- WHAT YOU SHOULD DO:
Check the listing below for lines with the word "Actual" and say how many there are, with nothing but the number.

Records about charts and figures

'''

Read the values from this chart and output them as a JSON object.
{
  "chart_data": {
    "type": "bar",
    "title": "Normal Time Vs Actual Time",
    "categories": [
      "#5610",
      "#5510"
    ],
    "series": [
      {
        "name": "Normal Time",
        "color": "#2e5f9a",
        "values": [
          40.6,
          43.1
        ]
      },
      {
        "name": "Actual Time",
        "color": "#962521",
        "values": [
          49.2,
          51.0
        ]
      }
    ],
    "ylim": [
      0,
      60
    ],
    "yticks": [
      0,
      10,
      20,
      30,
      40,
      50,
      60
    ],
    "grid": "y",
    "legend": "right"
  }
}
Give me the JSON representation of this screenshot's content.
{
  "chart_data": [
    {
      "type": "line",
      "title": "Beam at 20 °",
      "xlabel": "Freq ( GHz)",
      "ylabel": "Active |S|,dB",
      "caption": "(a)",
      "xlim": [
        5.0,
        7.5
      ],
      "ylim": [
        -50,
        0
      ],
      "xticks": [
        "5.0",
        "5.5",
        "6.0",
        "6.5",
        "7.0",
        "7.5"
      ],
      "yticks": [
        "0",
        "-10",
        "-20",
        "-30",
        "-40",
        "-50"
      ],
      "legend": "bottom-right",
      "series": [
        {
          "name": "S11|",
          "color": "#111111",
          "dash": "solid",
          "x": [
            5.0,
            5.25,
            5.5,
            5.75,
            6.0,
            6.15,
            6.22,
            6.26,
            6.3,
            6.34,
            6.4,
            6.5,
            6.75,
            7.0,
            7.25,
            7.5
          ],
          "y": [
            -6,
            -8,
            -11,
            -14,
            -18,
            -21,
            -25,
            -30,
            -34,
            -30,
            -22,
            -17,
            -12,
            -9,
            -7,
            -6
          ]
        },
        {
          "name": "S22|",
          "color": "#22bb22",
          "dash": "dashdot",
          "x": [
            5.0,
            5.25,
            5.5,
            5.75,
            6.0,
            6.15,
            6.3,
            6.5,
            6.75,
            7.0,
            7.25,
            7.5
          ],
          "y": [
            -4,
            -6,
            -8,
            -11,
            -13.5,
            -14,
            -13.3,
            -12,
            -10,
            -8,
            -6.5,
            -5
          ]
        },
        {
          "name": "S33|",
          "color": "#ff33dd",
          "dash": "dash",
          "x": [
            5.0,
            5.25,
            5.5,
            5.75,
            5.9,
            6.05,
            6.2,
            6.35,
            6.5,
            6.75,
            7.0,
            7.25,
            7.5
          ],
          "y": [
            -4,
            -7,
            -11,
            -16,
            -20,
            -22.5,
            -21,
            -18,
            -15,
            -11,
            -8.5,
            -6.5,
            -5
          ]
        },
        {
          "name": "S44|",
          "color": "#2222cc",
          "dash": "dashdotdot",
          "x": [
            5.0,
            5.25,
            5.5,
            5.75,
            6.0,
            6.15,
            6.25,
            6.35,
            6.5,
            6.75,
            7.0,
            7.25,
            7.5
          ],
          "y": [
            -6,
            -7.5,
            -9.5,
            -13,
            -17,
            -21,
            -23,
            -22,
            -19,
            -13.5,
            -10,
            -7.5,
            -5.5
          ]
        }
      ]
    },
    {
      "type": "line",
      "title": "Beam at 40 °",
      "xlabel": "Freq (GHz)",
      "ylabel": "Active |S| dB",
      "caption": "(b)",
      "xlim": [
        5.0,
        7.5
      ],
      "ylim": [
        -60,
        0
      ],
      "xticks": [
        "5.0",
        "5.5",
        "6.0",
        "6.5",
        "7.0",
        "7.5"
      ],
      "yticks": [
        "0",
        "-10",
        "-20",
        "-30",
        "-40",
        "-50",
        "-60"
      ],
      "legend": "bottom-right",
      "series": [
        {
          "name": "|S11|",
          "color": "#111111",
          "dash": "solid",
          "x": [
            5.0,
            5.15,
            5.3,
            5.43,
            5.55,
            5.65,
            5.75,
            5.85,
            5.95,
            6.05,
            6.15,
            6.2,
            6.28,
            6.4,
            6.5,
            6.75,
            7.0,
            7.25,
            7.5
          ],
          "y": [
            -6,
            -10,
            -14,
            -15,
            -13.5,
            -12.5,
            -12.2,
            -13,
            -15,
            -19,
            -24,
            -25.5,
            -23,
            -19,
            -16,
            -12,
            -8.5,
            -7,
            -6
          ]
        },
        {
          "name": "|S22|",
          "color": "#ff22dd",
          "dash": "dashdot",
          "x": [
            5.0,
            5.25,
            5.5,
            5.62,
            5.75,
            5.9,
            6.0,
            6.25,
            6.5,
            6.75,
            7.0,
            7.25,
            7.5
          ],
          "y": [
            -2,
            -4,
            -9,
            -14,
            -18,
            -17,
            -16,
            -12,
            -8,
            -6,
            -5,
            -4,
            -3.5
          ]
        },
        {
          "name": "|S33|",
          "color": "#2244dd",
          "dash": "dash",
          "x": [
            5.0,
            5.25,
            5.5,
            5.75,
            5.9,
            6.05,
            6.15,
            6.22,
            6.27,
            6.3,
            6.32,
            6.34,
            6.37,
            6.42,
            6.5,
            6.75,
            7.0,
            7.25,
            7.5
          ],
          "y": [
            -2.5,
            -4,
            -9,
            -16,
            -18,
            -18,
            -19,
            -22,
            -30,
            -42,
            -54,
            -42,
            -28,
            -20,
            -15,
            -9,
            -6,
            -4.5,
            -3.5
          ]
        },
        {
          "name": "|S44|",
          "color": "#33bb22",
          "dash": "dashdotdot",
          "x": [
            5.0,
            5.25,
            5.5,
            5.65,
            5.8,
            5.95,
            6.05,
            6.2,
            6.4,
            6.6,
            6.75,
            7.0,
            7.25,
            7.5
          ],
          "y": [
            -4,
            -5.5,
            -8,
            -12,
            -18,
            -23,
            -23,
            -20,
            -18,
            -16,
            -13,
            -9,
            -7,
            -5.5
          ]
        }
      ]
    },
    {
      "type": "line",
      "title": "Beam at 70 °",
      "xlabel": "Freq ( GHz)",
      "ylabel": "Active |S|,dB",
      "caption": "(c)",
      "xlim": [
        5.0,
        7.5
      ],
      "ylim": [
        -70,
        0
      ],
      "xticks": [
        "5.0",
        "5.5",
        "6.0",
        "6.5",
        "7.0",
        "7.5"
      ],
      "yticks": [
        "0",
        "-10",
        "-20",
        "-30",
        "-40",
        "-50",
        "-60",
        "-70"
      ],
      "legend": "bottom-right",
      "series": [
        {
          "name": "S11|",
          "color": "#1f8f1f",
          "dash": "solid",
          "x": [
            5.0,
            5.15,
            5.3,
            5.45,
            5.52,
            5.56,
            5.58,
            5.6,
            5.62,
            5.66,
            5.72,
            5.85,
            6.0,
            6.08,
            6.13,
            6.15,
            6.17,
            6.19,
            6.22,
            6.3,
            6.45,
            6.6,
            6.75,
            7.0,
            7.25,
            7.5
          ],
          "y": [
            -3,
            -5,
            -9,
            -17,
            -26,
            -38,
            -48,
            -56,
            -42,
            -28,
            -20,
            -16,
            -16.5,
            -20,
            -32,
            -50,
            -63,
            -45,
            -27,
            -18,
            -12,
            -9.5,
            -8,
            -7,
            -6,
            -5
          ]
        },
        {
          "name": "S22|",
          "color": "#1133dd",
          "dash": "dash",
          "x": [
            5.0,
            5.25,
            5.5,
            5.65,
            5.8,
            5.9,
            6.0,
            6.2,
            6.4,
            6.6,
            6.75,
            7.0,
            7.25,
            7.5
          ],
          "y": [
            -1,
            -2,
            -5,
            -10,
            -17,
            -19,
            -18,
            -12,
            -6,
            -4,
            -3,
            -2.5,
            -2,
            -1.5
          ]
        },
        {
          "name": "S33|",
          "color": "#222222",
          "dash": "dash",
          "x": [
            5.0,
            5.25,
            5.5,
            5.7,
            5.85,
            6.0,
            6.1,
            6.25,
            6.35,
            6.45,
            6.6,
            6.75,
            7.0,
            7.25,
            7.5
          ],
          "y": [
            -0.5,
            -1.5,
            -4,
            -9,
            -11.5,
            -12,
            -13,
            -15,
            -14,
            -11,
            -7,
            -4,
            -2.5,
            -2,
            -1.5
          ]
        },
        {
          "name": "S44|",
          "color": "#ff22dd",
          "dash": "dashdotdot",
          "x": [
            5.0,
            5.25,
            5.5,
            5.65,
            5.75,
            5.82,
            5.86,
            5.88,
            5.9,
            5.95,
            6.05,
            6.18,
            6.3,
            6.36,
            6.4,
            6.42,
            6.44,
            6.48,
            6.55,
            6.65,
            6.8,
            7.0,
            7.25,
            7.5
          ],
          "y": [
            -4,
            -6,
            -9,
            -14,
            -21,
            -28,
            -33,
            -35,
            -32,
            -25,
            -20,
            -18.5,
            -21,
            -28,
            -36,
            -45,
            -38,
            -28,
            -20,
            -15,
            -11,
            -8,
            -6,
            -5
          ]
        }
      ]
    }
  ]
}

'''

- TASK RESULT:
2